Records for processing:
────────────────────────────────────────

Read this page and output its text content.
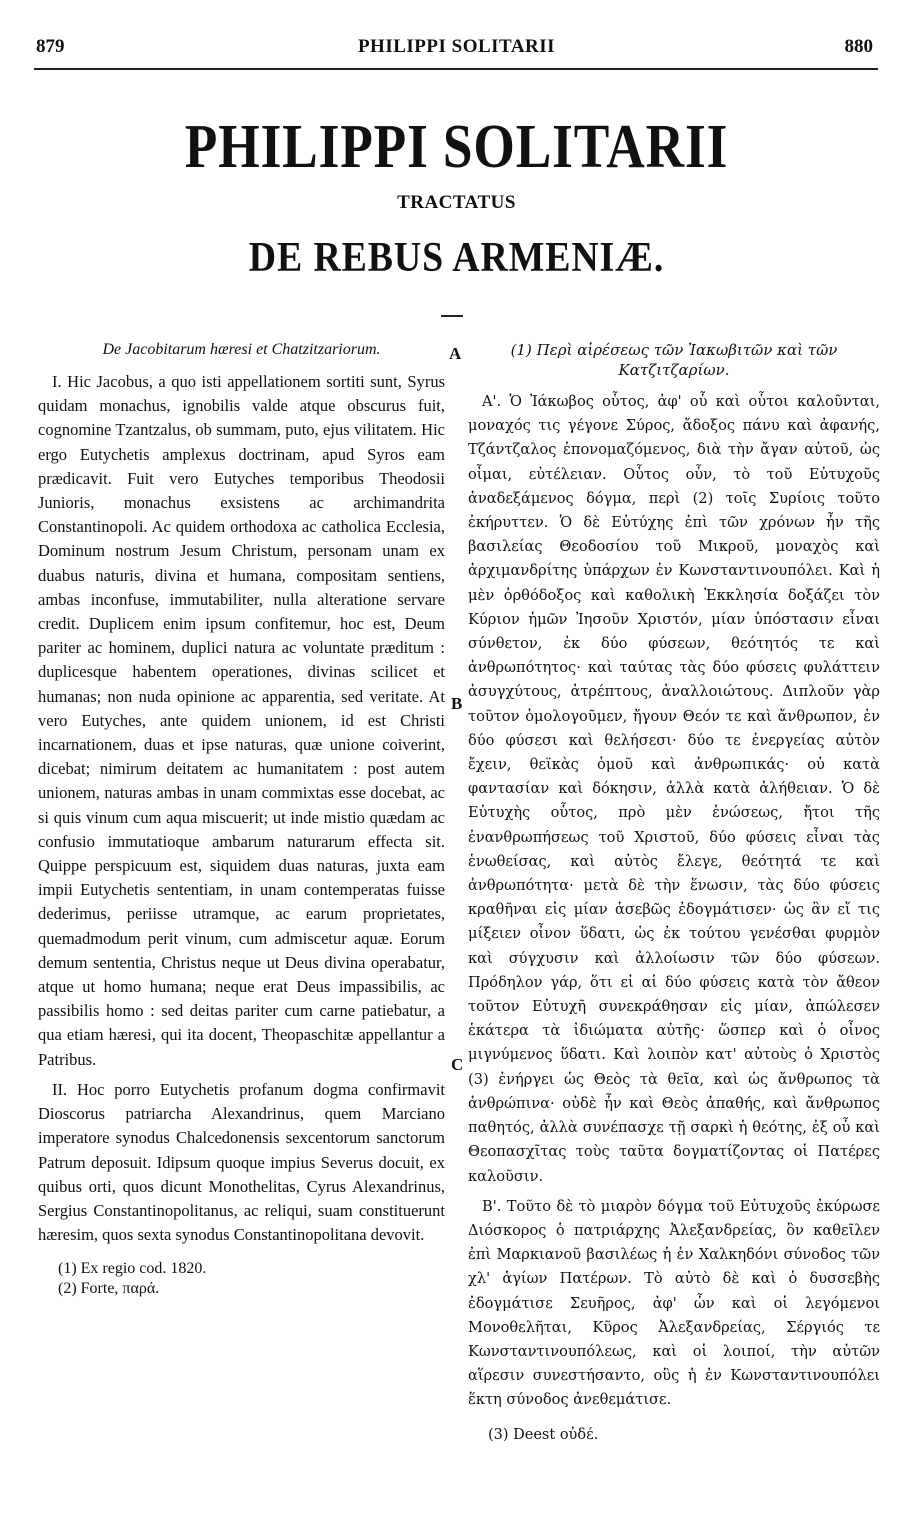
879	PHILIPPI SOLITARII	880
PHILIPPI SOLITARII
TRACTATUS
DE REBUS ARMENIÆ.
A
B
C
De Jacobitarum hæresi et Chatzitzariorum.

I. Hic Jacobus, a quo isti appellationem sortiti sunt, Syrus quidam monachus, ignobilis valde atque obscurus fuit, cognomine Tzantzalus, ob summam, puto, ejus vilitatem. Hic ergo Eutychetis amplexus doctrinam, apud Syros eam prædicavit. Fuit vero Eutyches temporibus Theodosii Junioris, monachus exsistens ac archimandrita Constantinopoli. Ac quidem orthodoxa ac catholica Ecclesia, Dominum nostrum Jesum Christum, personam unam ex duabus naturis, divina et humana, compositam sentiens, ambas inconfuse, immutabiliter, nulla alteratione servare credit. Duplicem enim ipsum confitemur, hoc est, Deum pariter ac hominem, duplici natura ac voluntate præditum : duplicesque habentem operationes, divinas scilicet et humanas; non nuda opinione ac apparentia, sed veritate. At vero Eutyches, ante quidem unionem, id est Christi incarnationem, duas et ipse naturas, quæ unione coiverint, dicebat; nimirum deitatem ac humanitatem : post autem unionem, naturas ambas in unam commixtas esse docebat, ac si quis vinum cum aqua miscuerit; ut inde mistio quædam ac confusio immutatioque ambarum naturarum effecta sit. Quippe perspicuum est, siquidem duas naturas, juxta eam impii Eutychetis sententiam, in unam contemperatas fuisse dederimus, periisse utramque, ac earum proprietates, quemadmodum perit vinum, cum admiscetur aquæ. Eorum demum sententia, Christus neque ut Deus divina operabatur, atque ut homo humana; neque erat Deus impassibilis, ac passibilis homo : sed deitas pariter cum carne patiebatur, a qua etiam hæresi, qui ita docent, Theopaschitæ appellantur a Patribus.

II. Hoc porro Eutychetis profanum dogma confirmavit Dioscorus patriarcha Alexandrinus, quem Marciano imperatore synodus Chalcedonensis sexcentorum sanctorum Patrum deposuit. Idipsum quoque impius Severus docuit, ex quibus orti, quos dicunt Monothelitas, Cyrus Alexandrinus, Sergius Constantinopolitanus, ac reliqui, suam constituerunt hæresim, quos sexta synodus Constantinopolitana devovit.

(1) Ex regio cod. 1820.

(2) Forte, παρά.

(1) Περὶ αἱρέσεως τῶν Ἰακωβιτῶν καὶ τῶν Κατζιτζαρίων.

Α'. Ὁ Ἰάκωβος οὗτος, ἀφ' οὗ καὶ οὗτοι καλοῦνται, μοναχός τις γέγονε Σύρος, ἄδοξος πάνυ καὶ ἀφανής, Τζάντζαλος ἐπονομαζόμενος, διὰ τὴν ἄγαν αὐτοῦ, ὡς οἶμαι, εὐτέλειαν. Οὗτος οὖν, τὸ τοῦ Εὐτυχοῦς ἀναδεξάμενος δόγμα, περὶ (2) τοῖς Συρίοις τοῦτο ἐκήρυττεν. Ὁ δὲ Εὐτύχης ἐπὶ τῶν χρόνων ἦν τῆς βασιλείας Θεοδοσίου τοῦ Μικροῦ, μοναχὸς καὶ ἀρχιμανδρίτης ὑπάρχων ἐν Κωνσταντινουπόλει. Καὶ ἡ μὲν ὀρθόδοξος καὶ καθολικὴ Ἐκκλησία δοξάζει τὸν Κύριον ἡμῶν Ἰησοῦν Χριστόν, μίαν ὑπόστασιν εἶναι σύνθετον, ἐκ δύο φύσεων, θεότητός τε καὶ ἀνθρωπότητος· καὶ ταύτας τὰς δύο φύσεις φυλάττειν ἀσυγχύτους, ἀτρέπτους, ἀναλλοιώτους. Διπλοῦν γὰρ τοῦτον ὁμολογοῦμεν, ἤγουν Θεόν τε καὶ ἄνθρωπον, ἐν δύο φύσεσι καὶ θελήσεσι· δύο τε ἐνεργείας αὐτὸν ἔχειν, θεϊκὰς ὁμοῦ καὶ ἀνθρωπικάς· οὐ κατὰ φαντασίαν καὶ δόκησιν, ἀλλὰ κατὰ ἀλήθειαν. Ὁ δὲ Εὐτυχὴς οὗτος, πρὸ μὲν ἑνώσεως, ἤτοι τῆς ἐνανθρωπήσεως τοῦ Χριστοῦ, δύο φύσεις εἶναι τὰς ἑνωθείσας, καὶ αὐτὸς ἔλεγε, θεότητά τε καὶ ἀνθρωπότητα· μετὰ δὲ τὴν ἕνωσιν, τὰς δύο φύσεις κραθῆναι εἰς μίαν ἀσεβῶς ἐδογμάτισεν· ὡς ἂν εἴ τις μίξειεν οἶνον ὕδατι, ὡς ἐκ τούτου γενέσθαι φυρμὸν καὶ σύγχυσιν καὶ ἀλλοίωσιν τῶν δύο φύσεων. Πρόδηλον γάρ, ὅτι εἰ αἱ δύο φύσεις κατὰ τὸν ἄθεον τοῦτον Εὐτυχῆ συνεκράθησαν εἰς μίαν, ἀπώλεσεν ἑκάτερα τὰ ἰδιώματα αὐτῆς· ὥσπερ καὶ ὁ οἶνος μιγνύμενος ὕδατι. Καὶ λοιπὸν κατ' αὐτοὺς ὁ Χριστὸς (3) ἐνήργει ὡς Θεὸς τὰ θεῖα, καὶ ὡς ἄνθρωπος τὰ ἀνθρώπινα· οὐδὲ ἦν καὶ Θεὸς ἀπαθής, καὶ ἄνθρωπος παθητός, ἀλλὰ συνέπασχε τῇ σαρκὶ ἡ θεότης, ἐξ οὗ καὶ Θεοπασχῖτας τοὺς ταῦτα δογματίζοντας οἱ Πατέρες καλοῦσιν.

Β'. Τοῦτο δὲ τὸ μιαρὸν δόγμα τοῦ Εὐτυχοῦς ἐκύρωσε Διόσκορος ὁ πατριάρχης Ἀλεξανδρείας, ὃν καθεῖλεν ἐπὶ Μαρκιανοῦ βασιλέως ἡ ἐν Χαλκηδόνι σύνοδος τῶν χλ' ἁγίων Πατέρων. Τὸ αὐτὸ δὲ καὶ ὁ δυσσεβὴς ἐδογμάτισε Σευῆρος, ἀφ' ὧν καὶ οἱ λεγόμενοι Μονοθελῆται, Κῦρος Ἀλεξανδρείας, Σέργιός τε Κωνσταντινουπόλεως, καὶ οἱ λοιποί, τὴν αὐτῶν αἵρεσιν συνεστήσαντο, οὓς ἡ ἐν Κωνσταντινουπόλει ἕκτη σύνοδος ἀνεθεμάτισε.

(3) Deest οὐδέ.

────────────────────────────────────────

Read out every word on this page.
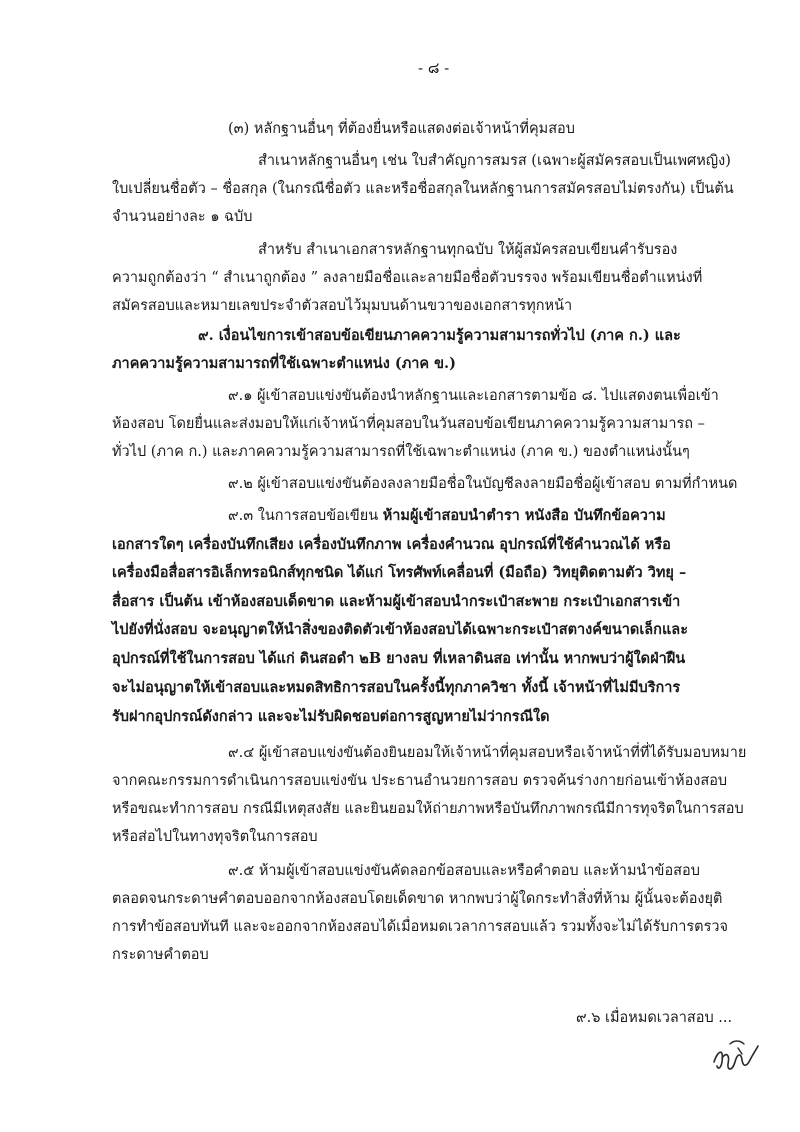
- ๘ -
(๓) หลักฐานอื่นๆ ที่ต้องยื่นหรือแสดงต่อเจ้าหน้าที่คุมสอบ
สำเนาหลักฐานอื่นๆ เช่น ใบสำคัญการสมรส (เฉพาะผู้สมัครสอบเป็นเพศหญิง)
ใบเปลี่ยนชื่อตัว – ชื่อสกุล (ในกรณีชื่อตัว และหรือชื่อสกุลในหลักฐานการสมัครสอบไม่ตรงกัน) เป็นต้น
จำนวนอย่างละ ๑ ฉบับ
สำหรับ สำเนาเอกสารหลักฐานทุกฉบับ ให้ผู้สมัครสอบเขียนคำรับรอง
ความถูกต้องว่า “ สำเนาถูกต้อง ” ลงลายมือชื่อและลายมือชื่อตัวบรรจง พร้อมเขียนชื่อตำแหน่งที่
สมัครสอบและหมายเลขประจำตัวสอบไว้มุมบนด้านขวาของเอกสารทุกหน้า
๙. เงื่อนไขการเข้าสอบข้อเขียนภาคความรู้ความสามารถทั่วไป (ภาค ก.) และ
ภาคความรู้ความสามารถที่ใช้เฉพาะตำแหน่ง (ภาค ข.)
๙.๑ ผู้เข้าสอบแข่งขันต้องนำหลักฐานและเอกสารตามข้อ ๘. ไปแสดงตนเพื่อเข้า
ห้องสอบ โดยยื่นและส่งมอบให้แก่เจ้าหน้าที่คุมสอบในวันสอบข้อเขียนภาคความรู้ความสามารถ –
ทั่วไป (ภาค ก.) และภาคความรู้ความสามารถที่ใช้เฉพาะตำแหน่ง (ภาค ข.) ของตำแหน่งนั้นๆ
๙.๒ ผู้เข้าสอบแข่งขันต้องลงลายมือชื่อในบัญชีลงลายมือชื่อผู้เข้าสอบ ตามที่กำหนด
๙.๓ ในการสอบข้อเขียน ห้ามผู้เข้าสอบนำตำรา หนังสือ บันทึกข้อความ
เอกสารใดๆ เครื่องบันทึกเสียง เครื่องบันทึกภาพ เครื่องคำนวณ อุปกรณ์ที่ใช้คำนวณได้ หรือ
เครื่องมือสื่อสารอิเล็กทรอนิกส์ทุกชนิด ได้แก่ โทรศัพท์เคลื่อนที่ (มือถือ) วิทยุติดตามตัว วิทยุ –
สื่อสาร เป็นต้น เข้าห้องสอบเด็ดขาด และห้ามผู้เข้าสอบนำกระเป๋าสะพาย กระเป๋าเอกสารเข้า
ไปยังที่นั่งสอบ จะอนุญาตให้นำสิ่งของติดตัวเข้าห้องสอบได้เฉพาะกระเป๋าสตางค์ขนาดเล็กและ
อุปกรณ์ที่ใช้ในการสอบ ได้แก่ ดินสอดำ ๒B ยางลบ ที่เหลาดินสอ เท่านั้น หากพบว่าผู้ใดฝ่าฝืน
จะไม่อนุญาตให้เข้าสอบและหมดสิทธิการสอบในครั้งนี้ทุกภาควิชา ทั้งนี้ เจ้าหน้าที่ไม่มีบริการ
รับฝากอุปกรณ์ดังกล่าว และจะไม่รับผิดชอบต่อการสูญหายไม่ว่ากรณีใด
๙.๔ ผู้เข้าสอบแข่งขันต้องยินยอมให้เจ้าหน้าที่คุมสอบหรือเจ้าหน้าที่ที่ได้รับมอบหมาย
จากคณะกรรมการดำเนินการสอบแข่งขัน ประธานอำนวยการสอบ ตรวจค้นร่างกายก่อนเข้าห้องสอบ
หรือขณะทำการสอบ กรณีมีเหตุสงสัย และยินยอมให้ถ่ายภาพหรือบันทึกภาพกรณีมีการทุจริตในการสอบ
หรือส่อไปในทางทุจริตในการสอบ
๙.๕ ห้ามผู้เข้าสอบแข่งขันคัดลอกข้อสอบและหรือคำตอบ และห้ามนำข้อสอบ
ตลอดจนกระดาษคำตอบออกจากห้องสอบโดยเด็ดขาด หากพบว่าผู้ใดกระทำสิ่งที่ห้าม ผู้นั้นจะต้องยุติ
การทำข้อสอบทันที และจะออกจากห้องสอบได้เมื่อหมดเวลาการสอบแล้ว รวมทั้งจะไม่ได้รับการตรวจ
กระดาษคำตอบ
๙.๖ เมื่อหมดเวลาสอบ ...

────────────────────────────────────────

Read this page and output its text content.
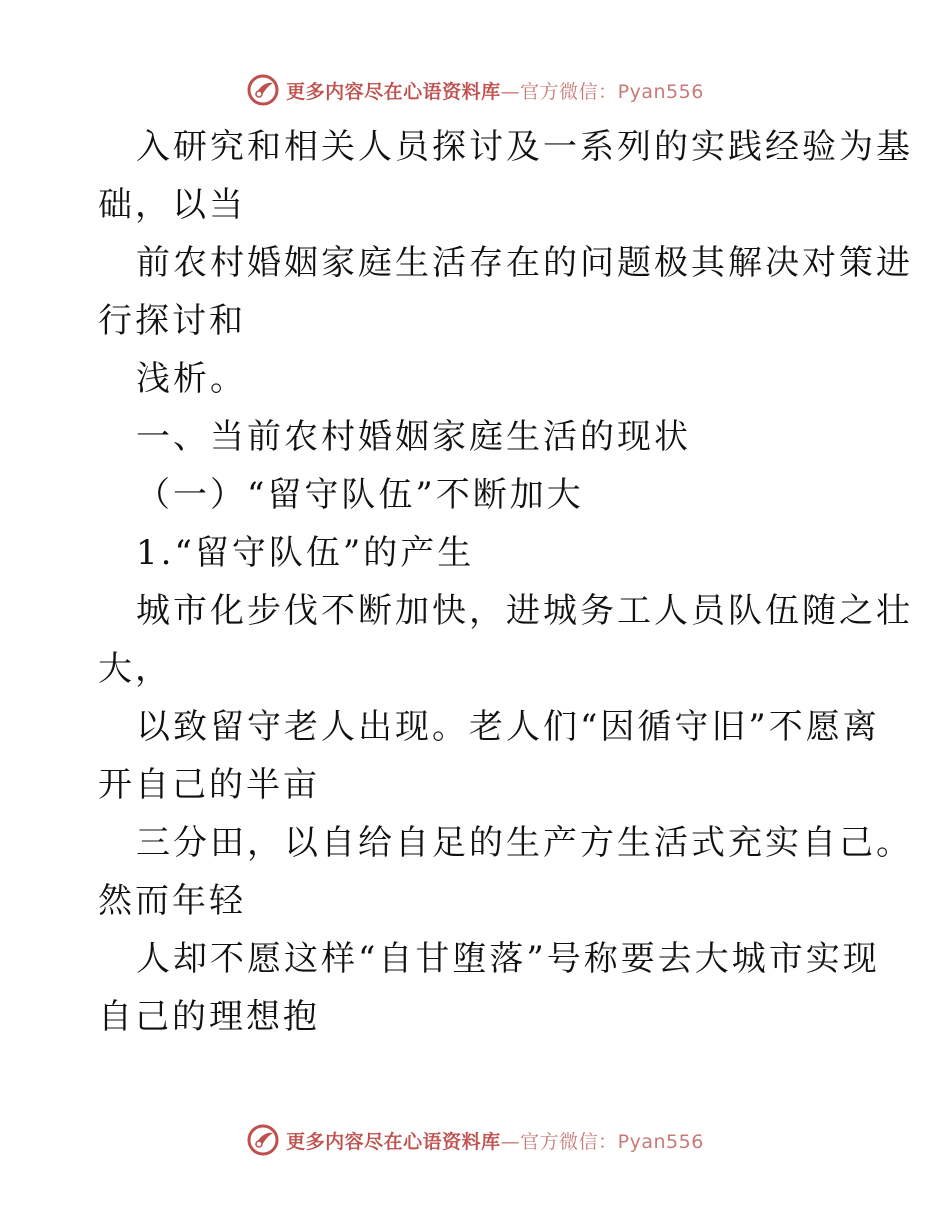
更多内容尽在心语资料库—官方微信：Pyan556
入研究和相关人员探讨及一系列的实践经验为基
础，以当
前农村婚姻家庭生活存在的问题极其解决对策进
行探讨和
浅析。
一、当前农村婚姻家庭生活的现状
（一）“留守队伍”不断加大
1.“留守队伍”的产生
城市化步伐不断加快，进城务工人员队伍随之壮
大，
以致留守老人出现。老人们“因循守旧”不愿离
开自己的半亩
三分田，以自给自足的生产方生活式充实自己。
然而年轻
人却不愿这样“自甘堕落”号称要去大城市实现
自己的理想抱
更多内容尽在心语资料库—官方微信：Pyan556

────────────────────────────────────────

What is needed: State the count of lines that contain the string "องสอบได". Nothing else is needed.

Answer to this exercise: 2